Stated goal
Reproduce each line that includes the word "this".

Records contained in a dataset:

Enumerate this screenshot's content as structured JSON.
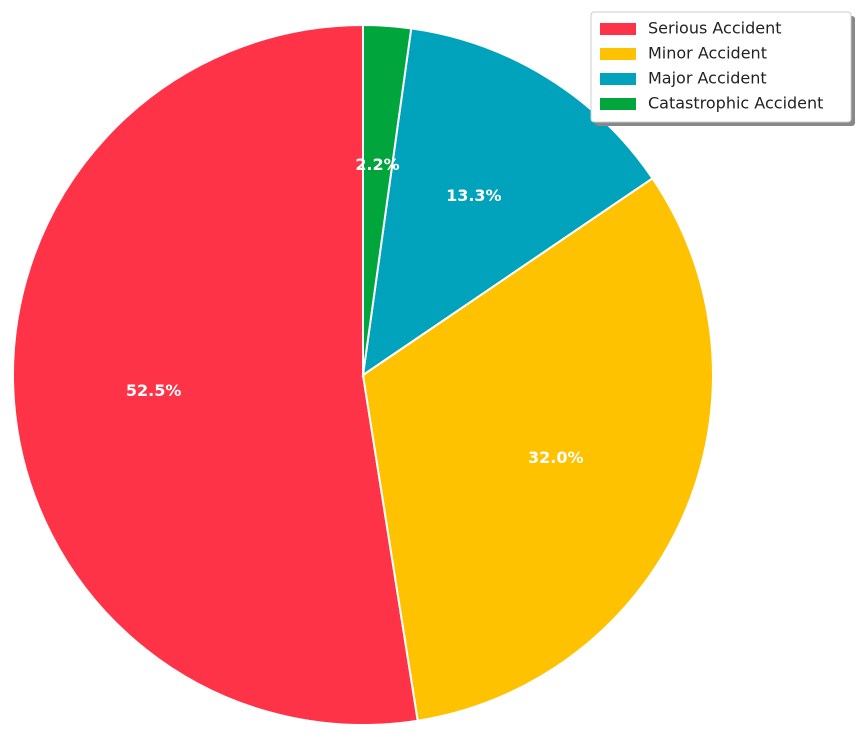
{
  "chart_data": {
    "type": "pie",
    "categories": [
      "Serious Accident",
      "Minor Accident",
      "Major Accident",
      "Catastrophic Accident"
    ],
    "values": [
      52.5,
      32.0,
      13.3,
      2.2
    ],
    "value_labels": [
      "52.5%",
      "32.0%",
      "13.3%",
      "2.2%"
    ],
    "colors": [
      "#ff3347",
      "#ffc200",
      "#00a3bb",
      "#00a63c"
    ],
    "legend": "upper right"
  }
}
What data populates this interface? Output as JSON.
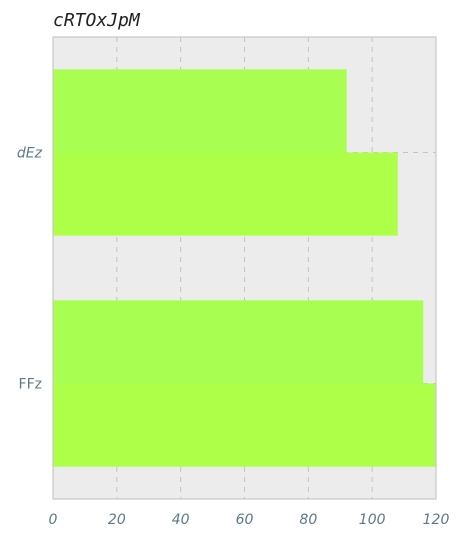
{
  "chart_data": {
    "type": "bar",
    "orientation": "horizontal",
    "title": "cRTOxJpM",
    "categories": [
      "dEz",
      "FFz"
    ],
    "series": [
      {
        "values": [
          92,
          116
        ],
        "color": "#a8ff52"
      },
      {
        "values": [
          108,
          120
        ],
        "color": "#adff47"
      }
    ],
    "xticks": [
      "0",
      "20",
      "40",
      "60",
      "80",
      "100",
      "120"
    ],
    "xlim": [
      0,
      120
    ],
    "grid": true,
    "background": "#ececec",
    "legend": "none"
  }
}
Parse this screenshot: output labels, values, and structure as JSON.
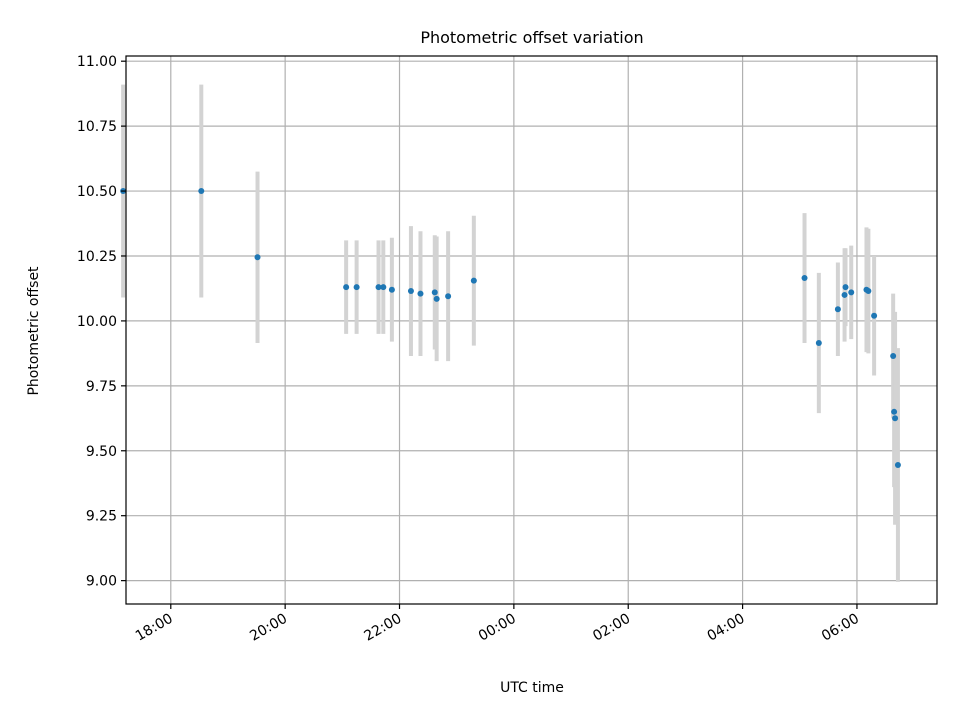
{
  "chart_data": {
    "type": "scatter",
    "title": "Photometric offset variation",
    "xlabel": "UTC time",
    "ylabel": "Photometric offset",
    "x_axis_type": "time",
    "xlim": [
      "17:13",
      "07:24"
    ],
    "ylim": [
      8.91,
      11.02
    ],
    "grid": true,
    "x_ticks": [
      "18:00",
      "20:00",
      "22:00",
      "00:00",
      "02:00",
      "04:00",
      "06:00"
    ],
    "y_ticks": [
      "9.00",
      "9.25",
      "9.50",
      "9.75",
      "10.00",
      "10.25",
      "10.50",
      "10.75",
      "11.00"
    ],
    "colors": {
      "point": "#1f77b4",
      "errorbar": "#d3d3d3",
      "grid": "#b0b0b0"
    },
    "points": [
      {
        "x": "17:10",
        "y": 10.5,
        "yerr": 0.41
      },
      {
        "x": "18:32",
        "y": 10.5,
        "yerr": 0.41
      },
      {
        "x": "19:31",
        "y": 10.245,
        "yerr": 0.33
      },
      {
        "x": "21:04",
        "y": 10.13,
        "yerr": 0.18
      },
      {
        "x": "21:15",
        "y": 10.13,
        "yerr": 0.18
      },
      {
        "x": "21:38",
        "y": 10.13,
        "yerr": 0.18
      },
      {
        "x": "21:43",
        "y": 10.13,
        "yerr": 0.18
      },
      {
        "x": "21:52",
        "y": 10.12,
        "yerr": 0.2
      },
      {
        "x": "22:12",
        "y": 10.115,
        "yerr": 0.25
      },
      {
        "x": "22:22",
        "y": 10.105,
        "yerr": 0.24
      },
      {
        "x": "22:37",
        "y": 10.11,
        "yerr": 0.22
      },
      {
        "x": "22:39",
        "y": 10.085,
        "yerr": 0.24
      },
      {
        "x": "22:51",
        "y": 10.095,
        "yerr": 0.25
      },
      {
        "x": "23:18",
        "y": 10.155,
        "yerr": 0.25
      },
      {
        "x": "05:05",
        "y": 10.165,
        "yerr": 0.25
      },
      {
        "x": "05:20",
        "y": 9.915,
        "yerr": 0.27
      },
      {
        "x": "05:40",
        "y": 10.045,
        "yerr": 0.18
      },
      {
        "x": "05:47",
        "y": 10.1,
        "yerr": 0.18
      },
      {
        "x": "05:48",
        "y": 10.13,
        "yerr": 0.15
      },
      {
        "x": "05:54",
        "y": 10.11,
        "yerr": 0.18
      },
      {
        "x": "06:10",
        "y": 10.12,
        "yerr": 0.24
      },
      {
        "x": "06:12",
        "y": 10.115,
        "yerr": 0.24
      },
      {
        "x": "06:18",
        "y": 10.02,
        "yerr": 0.23
      },
      {
        "x": "06:38",
        "y": 9.865,
        "yerr": 0.24
      },
      {
        "x": "06:39",
        "y": 9.65,
        "yerr": 0.29
      },
      {
        "x": "06:40",
        "y": 9.625,
        "yerr": 0.41
      },
      {
        "x": "06:43",
        "y": 9.445,
        "yerr": 0.45
      }
    ]
  }
}
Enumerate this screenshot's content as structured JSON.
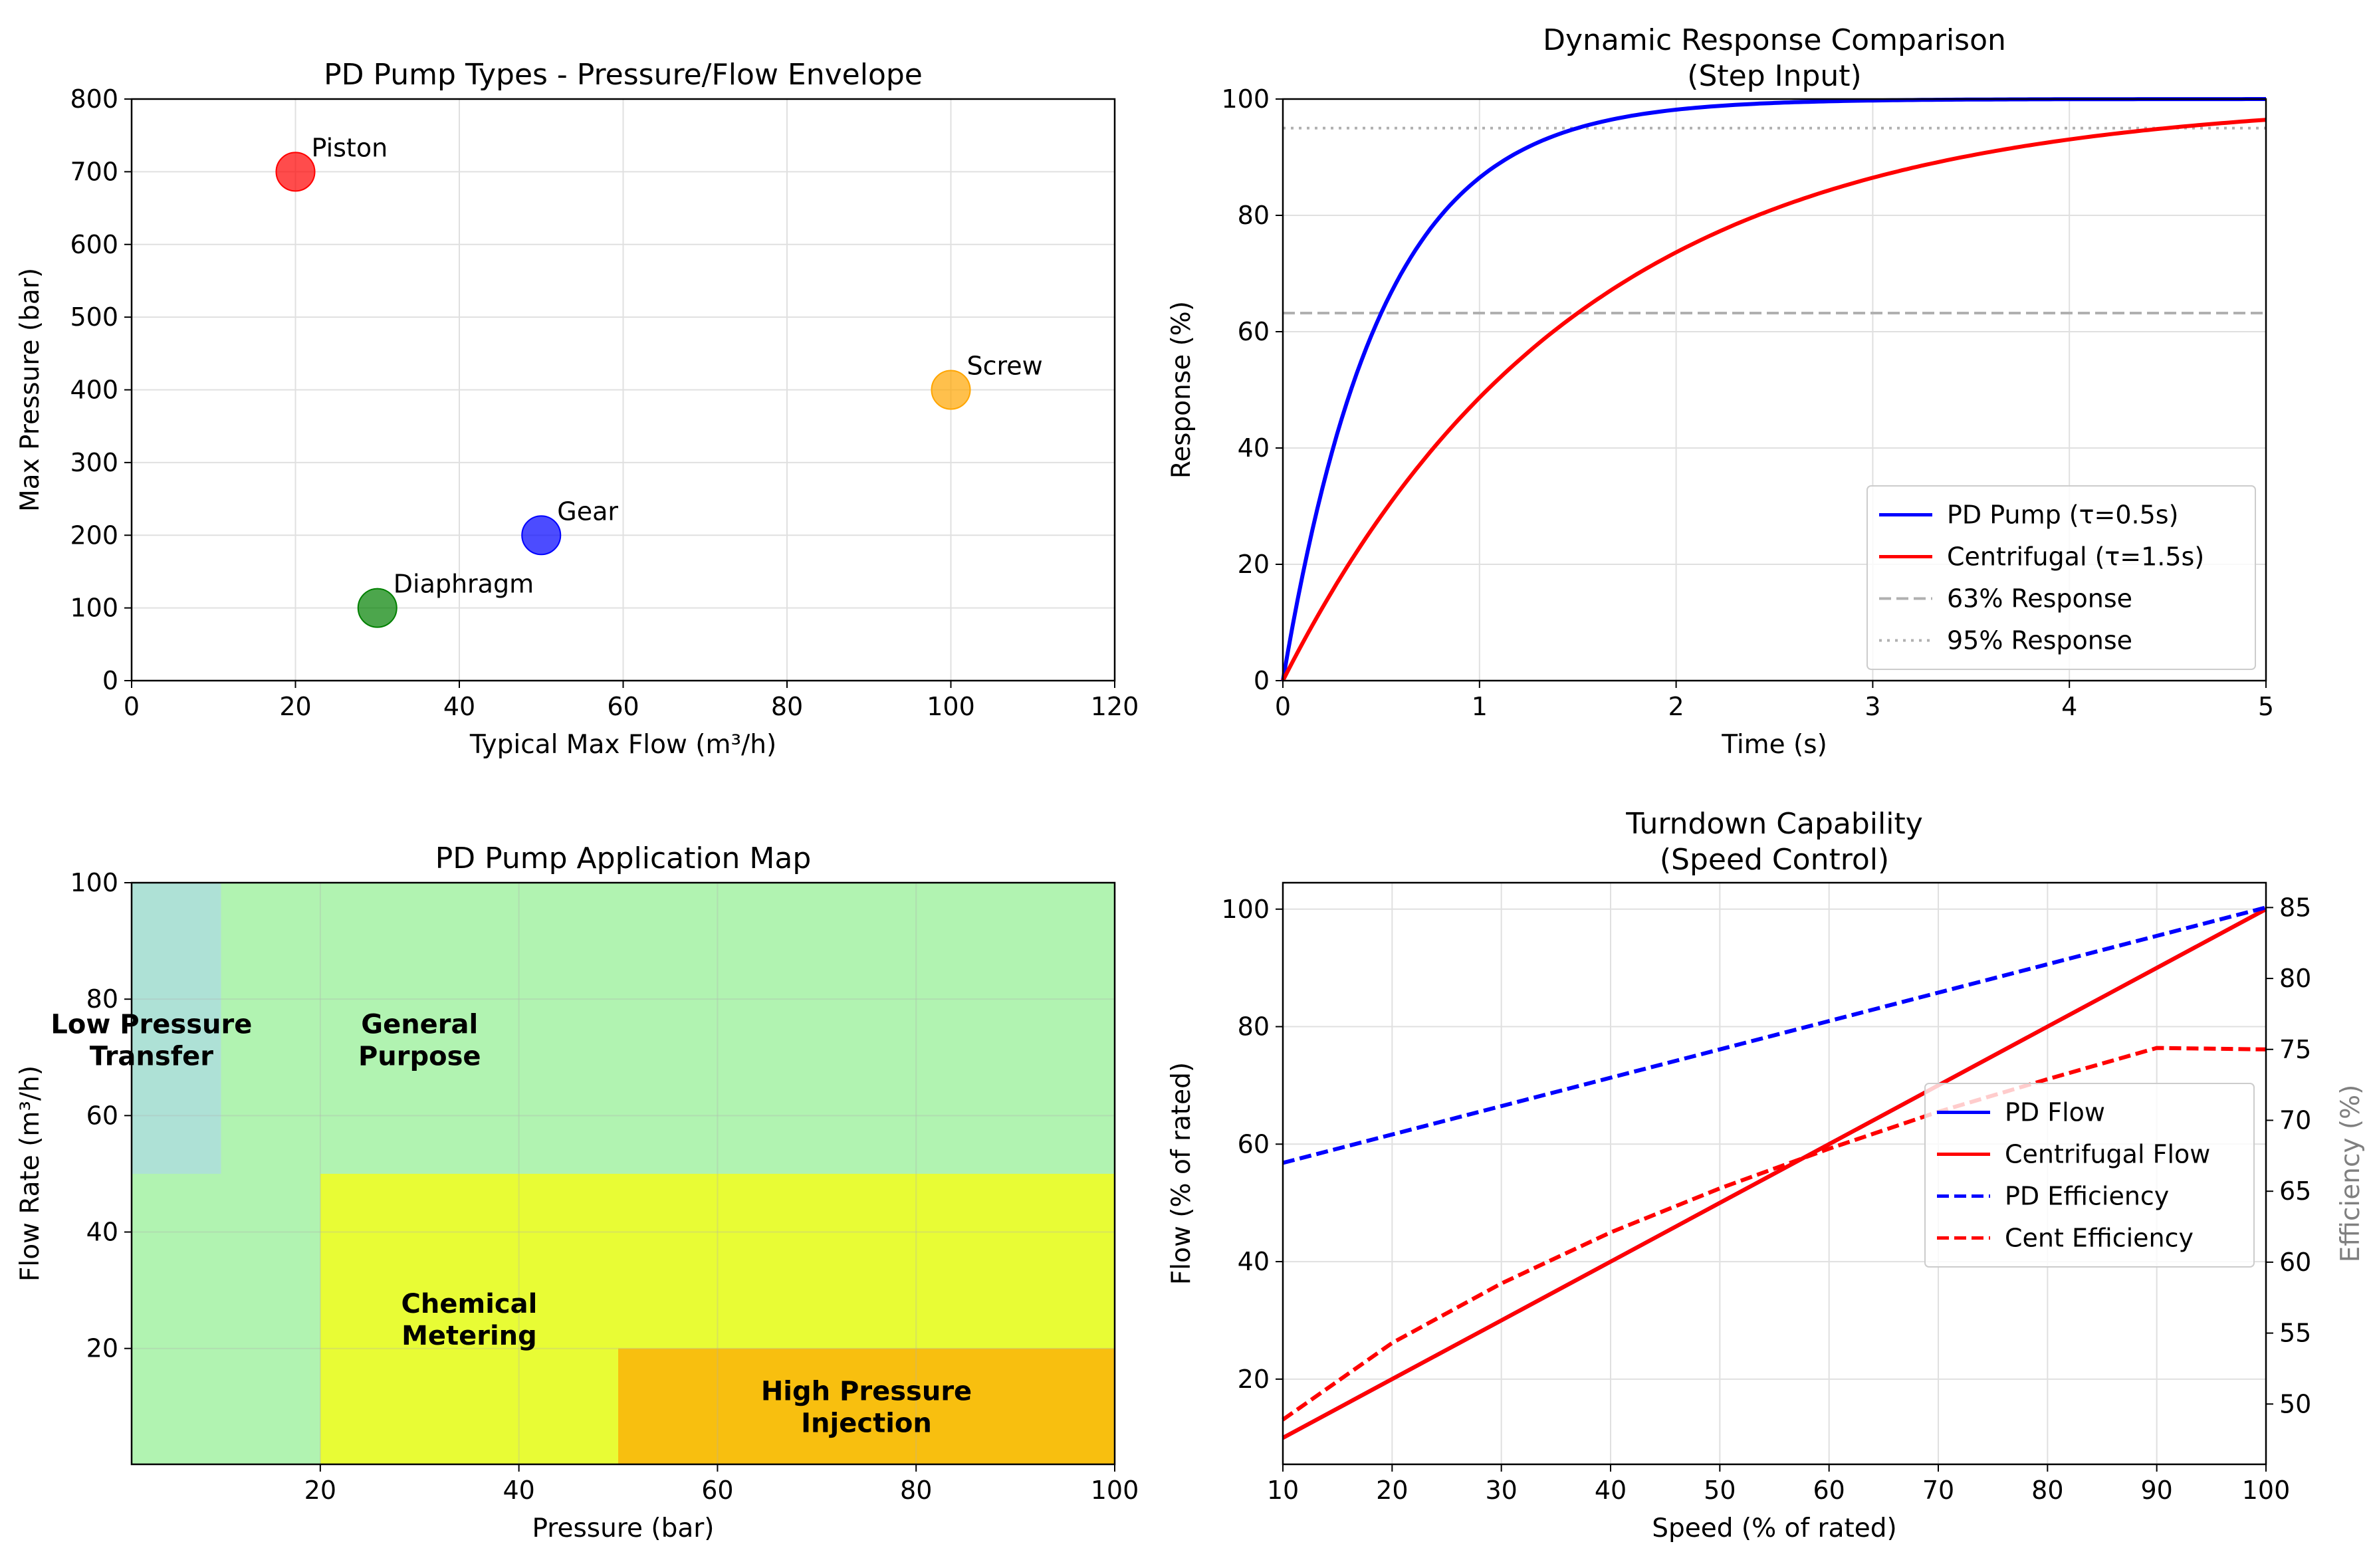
{
  "chart_data": [
    {
      "id": "envelope",
      "type": "scatter",
      "title": "PD Pump Types - Pressure/Flow Envelope",
      "xlabel": "Typical Max Flow (m³/h)",
      "ylabel": "Max Pressure (bar)",
      "xlim": [
        0,
        120
      ],
      "ylim": [
        0,
        800
      ],
      "xticks": [
        0,
        20,
        40,
        60,
        80,
        100,
        120
      ],
      "yticks": [
        0,
        100,
        200,
        300,
        400,
        500,
        600,
        700,
        800
      ],
      "grid": true,
      "points": [
        {
          "label": "Piston",
          "x": 20,
          "y": 700,
          "color": "#ff0000"
        },
        {
          "label": "Screw",
          "x": 100,
          "y": 400,
          "color": "#ffa500"
        },
        {
          "label": "Gear",
          "x": 50,
          "y": 200,
          "color": "#0000ff"
        },
        {
          "label": "Diaphragm",
          "x": 30,
          "y": 100,
          "color": "#008000"
        }
      ]
    },
    {
      "id": "dynamic",
      "type": "line",
      "title": "Dynamic Response Comparison",
      "subtitle": "(Step Input)",
      "xlabel": "Time (s)",
      "ylabel": "Response (%)",
      "xlim": [
        0,
        5
      ],
      "ylim": [
        0,
        100
      ],
      "xticks": [
        0,
        1,
        2,
        3,
        4,
        5
      ],
      "yticks": [
        0,
        20,
        40,
        60,
        80,
        100
      ],
      "grid": true,
      "legend_position": "lower right",
      "series": [
        {
          "name": "PD Pump (τ=0.5s)",
          "tau": 0.5,
          "color": "#0000ff",
          "style": "solid"
        },
        {
          "name": "Centrifugal (τ=1.5s)",
          "tau": 1.5,
          "color": "#ff0000",
          "style": "solid"
        }
      ],
      "reference_lines": [
        {
          "name": "63% Response",
          "y": 63.2,
          "color": "#b0b0b0",
          "style": "dashed"
        },
        {
          "name": "95% Response",
          "y": 95,
          "color": "#b0b0b0",
          "style": "dotted"
        }
      ]
    },
    {
      "id": "appmap",
      "type": "area",
      "title": "PD Pump Application Map",
      "xlabel": "Pressure (bar)",
      "ylabel": "Flow Rate (m³/h)",
      "xlim": [
        1,
        100
      ],
      "ylim": [
        0.1,
        100
      ],
      "xticks": [
        20,
        40,
        60,
        80,
        100
      ],
      "yticks": [
        20,
        40,
        60,
        80,
        100
      ],
      "grid": true,
      "regions": [
        {
          "label": "General\nPurpose",
          "x": [
            1,
            100
          ],
          "y": [
            0.1,
            100
          ],
          "color": "#90ee90",
          "alpha": 0.7,
          "text_x": 30,
          "text_y": 73
        },
        {
          "label": "Low Pressure\nTransfer",
          "x": [
            1,
            10
          ],
          "y": [
            50,
            100
          ],
          "color": "#add8e6",
          "alpha": 0.7,
          "text_x": 3,
          "text_y": 73
        },
        {
          "label": "Chemical\nMetering",
          "x": [
            20,
            100
          ],
          "y": [
            0.1,
            50
          ],
          "color": "#ffff00",
          "alpha": 0.7,
          "text_x": 35,
          "text_y": 25
        },
        {
          "label": "High Pressure\nInjection",
          "x": [
            50,
            100
          ],
          "y": [
            0.1,
            20
          ],
          "color": "#ffa500",
          "alpha": 0.7,
          "text_x": 75,
          "text_y": 10
        }
      ]
    },
    {
      "id": "turndown",
      "type": "line",
      "title": "Turndown Capability",
      "subtitle": "(Speed Control)",
      "xlabel": "Speed (% of rated)",
      "ylabel": "Flow (% of rated)",
      "y2label": "Efficiency (%)",
      "xlim": [
        10,
        100
      ],
      "ylim": [
        5.5,
        104.5
      ],
      "y2lim": [
        45.75,
        86.75
      ],
      "xticks": [
        10,
        20,
        30,
        40,
        50,
        60,
        70,
        80,
        90,
        100
      ],
      "yticks": [
        20,
        40,
        60,
        80,
        100
      ],
      "y2ticks": [
        50,
        55,
        60,
        65,
        70,
        75,
        80,
        85
      ],
      "grid": true,
      "legend_position": "center right",
      "speed": [
        10,
        20,
        30,
        40,
        50,
        60,
        70,
        80,
        90,
        100
      ],
      "series": [
        {
          "name": "PD Flow",
          "axis": "left",
          "color": "#0000ff",
          "style": "solid",
          "values": [
            10,
            20,
            30,
            40,
            50,
            60,
            70,
            80,
            90,
            100
          ]
        },
        {
          "name": "Centrifugal Flow",
          "axis": "left",
          "color": "#ff0000",
          "style": "solid",
          "values": [
            10,
            20,
            30,
            40,
            50,
            60,
            70,
            80,
            90,
            100
          ]
        },
        {
          "name": "PD Efficiency",
          "axis": "right",
          "color": "#0000ff",
          "style": "dashed",
          "values": [
            67,
            69,
            71,
            73,
            75,
            77,
            79,
            81,
            83,
            85
          ]
        },
        {
          "name": "Cent Efficiency",
          "axis": "right",
          "color": "#ff0000",
          "style": "dashed",
          "values": [
            48.9,
            54.3,
            58.5,
            62.1,
            65.2,
            68.0,
            70.6,
            72.9,
            75.1,
            75.0
          ]
        }
      ]
    }
  ]
}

Written answer
Enumerate this screenshot's content as structured JSON.
What data populates this interface? Output as JSON.
Parse this screenshot: output labels, values, and structure as JSON.
Enumerate this screenshot's content as structured JSON.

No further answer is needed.